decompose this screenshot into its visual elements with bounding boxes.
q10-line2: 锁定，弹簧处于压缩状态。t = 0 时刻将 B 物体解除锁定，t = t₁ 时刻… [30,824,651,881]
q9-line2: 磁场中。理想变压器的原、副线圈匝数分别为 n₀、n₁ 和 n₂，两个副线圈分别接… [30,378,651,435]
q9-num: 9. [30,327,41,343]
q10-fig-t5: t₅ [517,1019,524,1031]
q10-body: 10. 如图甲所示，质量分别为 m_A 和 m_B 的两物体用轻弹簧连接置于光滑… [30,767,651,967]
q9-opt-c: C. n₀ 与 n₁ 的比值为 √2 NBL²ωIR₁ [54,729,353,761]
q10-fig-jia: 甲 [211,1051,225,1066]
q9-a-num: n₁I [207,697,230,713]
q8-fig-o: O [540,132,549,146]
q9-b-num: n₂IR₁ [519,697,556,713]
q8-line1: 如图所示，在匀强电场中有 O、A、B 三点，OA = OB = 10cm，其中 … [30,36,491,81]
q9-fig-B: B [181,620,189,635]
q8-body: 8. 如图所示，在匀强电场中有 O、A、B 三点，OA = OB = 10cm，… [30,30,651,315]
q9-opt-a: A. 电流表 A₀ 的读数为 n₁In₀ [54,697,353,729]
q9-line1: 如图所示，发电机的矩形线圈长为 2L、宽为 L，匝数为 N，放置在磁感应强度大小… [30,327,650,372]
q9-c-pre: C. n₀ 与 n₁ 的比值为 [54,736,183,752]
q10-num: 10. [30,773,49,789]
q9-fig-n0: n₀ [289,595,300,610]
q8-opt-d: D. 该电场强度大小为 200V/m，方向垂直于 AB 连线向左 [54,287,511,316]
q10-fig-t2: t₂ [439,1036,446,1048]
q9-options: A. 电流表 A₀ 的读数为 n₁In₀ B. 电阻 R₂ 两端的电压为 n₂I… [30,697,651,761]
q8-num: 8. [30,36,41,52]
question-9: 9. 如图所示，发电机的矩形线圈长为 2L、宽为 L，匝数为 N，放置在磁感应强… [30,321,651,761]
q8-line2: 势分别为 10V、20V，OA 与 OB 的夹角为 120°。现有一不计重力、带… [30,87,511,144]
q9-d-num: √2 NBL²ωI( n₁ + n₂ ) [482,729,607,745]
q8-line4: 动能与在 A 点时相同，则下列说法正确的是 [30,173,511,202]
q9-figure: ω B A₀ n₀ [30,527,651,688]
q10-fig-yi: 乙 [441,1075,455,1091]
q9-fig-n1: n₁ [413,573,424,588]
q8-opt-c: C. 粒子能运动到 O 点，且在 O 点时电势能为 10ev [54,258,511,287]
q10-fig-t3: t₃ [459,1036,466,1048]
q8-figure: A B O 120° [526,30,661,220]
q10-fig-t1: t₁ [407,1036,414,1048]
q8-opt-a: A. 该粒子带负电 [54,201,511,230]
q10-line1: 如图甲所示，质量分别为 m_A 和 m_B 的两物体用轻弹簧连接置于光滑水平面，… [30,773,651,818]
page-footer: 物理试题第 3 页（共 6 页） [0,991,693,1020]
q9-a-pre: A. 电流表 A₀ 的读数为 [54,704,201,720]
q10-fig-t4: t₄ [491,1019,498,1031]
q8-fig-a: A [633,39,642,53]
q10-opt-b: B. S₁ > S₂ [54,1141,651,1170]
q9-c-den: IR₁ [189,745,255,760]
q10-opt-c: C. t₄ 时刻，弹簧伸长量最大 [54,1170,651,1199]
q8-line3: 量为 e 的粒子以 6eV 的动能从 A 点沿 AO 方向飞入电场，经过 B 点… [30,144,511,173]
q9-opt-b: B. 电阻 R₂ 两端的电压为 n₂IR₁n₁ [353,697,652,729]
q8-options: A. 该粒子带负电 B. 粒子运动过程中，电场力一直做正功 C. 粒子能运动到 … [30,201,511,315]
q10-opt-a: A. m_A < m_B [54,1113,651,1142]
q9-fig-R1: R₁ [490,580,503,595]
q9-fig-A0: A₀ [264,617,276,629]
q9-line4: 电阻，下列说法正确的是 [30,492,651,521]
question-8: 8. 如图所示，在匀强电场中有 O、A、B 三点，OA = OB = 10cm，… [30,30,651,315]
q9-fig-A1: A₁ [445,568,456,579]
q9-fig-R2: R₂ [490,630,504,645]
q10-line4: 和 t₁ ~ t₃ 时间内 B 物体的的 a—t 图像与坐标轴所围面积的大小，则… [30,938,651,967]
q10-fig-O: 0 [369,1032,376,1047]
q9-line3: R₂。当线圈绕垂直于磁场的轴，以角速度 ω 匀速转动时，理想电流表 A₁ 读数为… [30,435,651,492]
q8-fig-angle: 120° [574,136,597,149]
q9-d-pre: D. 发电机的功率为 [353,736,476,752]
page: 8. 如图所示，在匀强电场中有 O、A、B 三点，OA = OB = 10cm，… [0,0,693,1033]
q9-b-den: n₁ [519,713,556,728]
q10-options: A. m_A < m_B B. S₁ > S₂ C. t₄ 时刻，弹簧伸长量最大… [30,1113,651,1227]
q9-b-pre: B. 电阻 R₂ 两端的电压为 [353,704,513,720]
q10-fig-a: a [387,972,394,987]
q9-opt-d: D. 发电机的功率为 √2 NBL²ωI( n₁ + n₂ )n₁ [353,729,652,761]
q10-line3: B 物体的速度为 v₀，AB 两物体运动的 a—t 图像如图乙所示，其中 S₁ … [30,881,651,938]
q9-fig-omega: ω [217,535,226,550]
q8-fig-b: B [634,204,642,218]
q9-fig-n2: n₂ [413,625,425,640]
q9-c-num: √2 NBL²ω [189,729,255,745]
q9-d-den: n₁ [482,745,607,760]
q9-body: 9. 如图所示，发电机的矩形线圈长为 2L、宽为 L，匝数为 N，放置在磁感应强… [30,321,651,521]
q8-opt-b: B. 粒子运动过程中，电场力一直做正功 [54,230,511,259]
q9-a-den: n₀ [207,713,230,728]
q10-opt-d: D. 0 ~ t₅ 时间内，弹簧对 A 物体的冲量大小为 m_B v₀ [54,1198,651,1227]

------------------------------

What is needed
Can you output all of the records above again, character for character, with nothing changed, added, or left out?

Expected answer
decompose this screenshot into its visual elements with bounding boxes.
q10-line2: 锁定，弹簧处于压缩状态。t = 0 时刻将 B 物体解除锁定，t = t₁ 时刻… [30,824,651,881]
q9-line2: 磁场中。理想变压器的原、副线圈匝数分别为 n₀、n₁ 和 n₂，两个副线圈分别接… [30,378,651,435]
q9-num: 9. [30,327,41,343]
q10-fig-t5: t₅ [517,1019,524,1031]
q10-body: 10. 如图甲所示，质量分别为 m_A 和 m_B 的两物体用轻弹簧连接置于光滑… [30,767,651,967]
q9-opt-c: C. n₀ 与 n₁ 的比值为 √2 NBL²ωIR₁ [54,729,353,761]
q10-fig-jia: 甲 [211,1051,225,1066]
q9-a-num: n₁I [207,697,230,713]
q8-fig-o: O [540,132,549,146]
q9-b-num: n₂IR₁ [519,697,556,713]
q8-line1: 如图所示，在匀强电场中有 O、A、B 三点，OA = OB = 10cm，其中 … [30,36,491,81]
q9-fig-B: B [181,620,189,635]
q8-body: 8. 如图所示，在匀强电场中有 O、A、B 三点，OA = OB = 10cm，… [30,30,651,315]
q9-opt-a: A. 电流表 A₀ 的读数为 n₁In₀ [54,697,353,729]
q9-line1: 如图所示，发电机的矩形线圈长为 2L、宽为 L，匝数为 N，放置在磁感应强度大小… [30,327,650,372]
q9-c-pre: C. n₀ 与 n₁ 的比值为 [54,736,183,752]
q10-num: 10. [30,773,49,789]
q9-fig-n0: n₀ [289,595,300,610]
q8-opt-d: D. 该电场强度大小为 200V/m，方向垂直于 AB 连线向左 [54,287,511,316]
q10-fig-t2: t₂ [439,1036,446,1048]
q9-options: A. 电流表 A₀ 的读数为 n₁In₀ B. 电阻 R₂ 两端的电压为 n₂I… [30,697,651,761]
q8-num: 8. [30,36,41,52]
question-9: 9. 如图所示，发电机的矩形线圈长为 2L、宽为 L，匝数为 N，放置在磁感应强… [30,321,651,761]
q8-line2: 势分别为 10V、20V，OA 与 OB 的夹角为 120°。现有一不计重力、带… [30,87,511,144]
q9-d-num: √2 NBL²ωI( n₁ + n₂ ) [482,729,607,745]
q8-line4: 动能与在 A 点时相同，则下列说法正确的是 [30,173,511,202]
q9-figure: ω B A₀ n₀ [30,527,651,688]
q10-fig-yi: 乙 [441,1075,455,1091]
q9-fig-n1: n₁ [413,573,424,588]
q8-opt-c: C. 粒子能运动到 O 点，且在 O 点时电势能为 10ev [54,258,511,287]
q10-fig-t3: t₃ [459,1036,466,1048]
q8-figure: A B O 120° [526,30,661,220]
q10-fig-t1: t₁ [407,1036,414,1048]
q8-opt-a: A. 该粒子带负电 [54,201,511,230]
q10-line1: 如图甲所示，质量分别为 m_A 和 m_B 的两物体用轻弹簧连接置于光滑水平面，… [30,773,651,818]
page-footer: 物理试题第 3 页（共 6 页） [0,991,693,1020]
q9-a-pre: A. 电流表 A₀ 的读数为 [54,704,201,720]
q10-fig-t4: t₄ [491,1019,498,1031]
q8-fig-a: A [633,39,642,53]
q10-opt-b: B. S₁ > S₂ [54,1141,651,1170]
q9-c-den: IR₁ [189,745,255,760]
q10-opt-c: C. t₄ 时刻，弹簧伸长量最大 [54,1170,651,1199]
q8-line3: 量为 e 的粒子以 6eV 的动能从 A 点沿 AO 方向飞入电场，经过 B 点… [30,144,511,173]
q9-opt-b: B. 电阻 R₂ 两端的电压为 n₂IR₁n₁ [353,697,652,729]
q8-options: A. 该粒子带负电 B. 粒子运动过程中，电场力一直做正功 C. 粒子能运动到 … [30,201,511,315]
q10-opt-a: A. m_A < m_B [54,1113,651,1142]
q9-fig-R1: R₁ [490,580,503,595]
q9-fig-A0: A₀ [264,617,276,629]
q9-line4: 电阻，下列说法正确的是 [30,492,651,521]
question-8: 8. 如图所示，在匀强电场中有 O、A、B 三点，OA = OB = 10cm，… [30,30,651,315]
q9-fig-A1: A₁ [445,568,456,579]
q9-fig-R2: R₂ [490,630,504,645]
q10-line4: 和 t₁ ~ t₃ 时间内 B 物体的的 a—t 图像与坐标轴所围面积的大小，则… [30,938,651,967]
q10-fig-O: 0 [369,1032,376,1047]
q9-line3: R₂。当线圈绕垂直于磁场的轴，以角速度 ω 匀速转动时，理想电流表 A₁ 读数为… [30,435,651,492]
q8-fig-angle: 120° [574,136,597,149]
q9-d-pre: D. 发电机的功率为 [353,736,476,752]
page: 8. 如图所示，在匀强电场中有 O、A、B 三点，OA = OB = 10cm，… [0,0,693,1033]
q9-b-den: n₁ [519,713,556,728]
q10-options: A. m_A < m_B B. S₁ > S₂ C. t₄ 时刻，弹簧伸长量最大… [30,1113,651,1227]
q9-b-pre: B. 电阻 R₂ 两端的电压为 [353,704,513,720]
q10-fig-a: a [387,972,394,987]
q9-opt-d: D. 发电机的功率为 √2 NBL²ωI( n₁ + n₂ )n₁ [353,729,652,761]
q10-line3: B 物体的速度为 v₀，AB 两物体运动的 a—t 图像如图乙所示，其中 S₁ … [30,881,651,938]
q9-fig-omega: ω [217,535,226,550]
q8-fig-b: B [634,204,642,218]
q9-fig-n2: n₂ [413,625,425,640]
q9-c-num: √2 NBL²ω [189,729,255,745]
q9-d-den: n₁ [482,745,607,760]
q9-body: 9. 如图所示，发电机的矩形线圈长为 2L、宽为 L，匝数为 N，放置在磁感应强… [30,321,651,521]
q8-opt-b: B. 粒子运动过程中，电场力一直做正功 [54,230,511,259]
q9-a-den: n₀ [207,713,230,728]
q10-opt-d: D. 0 ~ t₅ 时间内，弹簧对 A 物体的冲量大小为 m_B v₀ [54,1198,651,1227]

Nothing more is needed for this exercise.